### Set problem
From the data below, pull out each line that has the word "Seri" in it.

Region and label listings
··········
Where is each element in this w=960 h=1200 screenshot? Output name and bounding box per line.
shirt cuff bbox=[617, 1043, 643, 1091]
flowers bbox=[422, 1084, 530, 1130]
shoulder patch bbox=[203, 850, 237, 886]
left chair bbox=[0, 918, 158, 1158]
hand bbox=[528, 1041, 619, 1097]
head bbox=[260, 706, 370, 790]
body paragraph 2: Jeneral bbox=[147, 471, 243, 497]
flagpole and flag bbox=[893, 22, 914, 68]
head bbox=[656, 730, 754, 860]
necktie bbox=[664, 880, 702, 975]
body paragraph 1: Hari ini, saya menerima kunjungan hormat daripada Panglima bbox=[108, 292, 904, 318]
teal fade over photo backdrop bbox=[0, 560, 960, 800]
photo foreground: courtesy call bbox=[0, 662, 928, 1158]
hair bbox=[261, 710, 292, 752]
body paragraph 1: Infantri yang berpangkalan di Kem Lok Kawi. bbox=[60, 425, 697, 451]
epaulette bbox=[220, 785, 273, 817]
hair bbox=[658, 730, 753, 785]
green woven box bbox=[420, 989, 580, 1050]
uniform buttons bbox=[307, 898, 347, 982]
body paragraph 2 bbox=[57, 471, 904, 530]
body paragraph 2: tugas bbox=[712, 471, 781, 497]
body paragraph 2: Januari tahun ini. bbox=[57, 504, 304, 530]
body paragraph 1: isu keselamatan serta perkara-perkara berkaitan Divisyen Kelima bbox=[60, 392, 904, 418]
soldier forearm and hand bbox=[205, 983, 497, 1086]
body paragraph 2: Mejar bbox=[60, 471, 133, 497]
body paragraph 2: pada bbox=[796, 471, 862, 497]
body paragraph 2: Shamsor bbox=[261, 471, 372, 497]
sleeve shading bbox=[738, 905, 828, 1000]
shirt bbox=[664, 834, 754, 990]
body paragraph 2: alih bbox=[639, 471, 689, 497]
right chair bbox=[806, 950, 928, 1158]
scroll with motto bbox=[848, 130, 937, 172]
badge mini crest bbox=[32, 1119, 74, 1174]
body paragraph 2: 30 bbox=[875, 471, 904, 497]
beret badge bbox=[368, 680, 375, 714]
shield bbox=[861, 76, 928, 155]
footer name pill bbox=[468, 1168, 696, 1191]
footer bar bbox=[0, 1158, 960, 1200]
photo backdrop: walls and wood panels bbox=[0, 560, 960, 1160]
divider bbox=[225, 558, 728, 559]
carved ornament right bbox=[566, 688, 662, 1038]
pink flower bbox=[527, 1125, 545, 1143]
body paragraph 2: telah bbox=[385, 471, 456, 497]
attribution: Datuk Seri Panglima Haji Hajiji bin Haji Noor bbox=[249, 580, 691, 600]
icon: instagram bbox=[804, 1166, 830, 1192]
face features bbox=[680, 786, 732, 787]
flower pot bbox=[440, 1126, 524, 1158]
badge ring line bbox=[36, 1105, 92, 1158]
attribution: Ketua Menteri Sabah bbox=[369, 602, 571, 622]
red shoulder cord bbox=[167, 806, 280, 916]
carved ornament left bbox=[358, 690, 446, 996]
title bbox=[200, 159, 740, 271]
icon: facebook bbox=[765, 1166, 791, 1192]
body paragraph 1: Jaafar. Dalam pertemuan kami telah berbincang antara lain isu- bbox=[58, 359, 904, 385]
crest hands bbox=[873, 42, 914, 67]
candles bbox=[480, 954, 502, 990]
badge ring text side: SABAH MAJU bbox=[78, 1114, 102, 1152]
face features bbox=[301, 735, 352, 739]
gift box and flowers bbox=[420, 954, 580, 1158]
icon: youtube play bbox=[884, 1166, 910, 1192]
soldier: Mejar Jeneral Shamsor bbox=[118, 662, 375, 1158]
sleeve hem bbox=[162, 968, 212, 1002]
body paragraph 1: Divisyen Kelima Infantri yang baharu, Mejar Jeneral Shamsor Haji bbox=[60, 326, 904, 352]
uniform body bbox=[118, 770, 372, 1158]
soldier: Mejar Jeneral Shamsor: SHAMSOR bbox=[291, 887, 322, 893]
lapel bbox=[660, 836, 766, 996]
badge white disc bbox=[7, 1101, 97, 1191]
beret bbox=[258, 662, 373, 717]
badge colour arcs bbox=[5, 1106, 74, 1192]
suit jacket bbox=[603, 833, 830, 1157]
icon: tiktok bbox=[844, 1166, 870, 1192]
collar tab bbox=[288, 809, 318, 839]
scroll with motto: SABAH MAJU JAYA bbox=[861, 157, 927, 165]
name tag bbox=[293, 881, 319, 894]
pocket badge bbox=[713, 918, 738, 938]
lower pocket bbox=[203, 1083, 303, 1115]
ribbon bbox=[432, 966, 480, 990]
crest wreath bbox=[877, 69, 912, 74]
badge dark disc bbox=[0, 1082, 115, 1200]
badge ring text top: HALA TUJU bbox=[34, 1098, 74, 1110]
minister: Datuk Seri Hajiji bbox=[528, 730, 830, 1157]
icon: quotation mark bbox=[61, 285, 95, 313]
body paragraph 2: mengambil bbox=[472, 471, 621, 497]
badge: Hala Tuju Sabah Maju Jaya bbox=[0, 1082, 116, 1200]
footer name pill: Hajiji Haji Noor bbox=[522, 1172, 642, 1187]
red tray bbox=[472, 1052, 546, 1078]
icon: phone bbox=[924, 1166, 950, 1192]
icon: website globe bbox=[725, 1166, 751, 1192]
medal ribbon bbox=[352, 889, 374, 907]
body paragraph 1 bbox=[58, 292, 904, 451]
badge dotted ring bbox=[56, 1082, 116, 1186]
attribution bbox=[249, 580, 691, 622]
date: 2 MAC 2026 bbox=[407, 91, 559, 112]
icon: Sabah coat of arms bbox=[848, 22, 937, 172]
··········
### Result of the exercise
attribution: Datuk Seri Panglima Haji Hajiji bin Haji Noor bbox=[249, 580, 691, 600]
minister: Datuk Seri Hajiji bbox=[528, 730, 830, 1157]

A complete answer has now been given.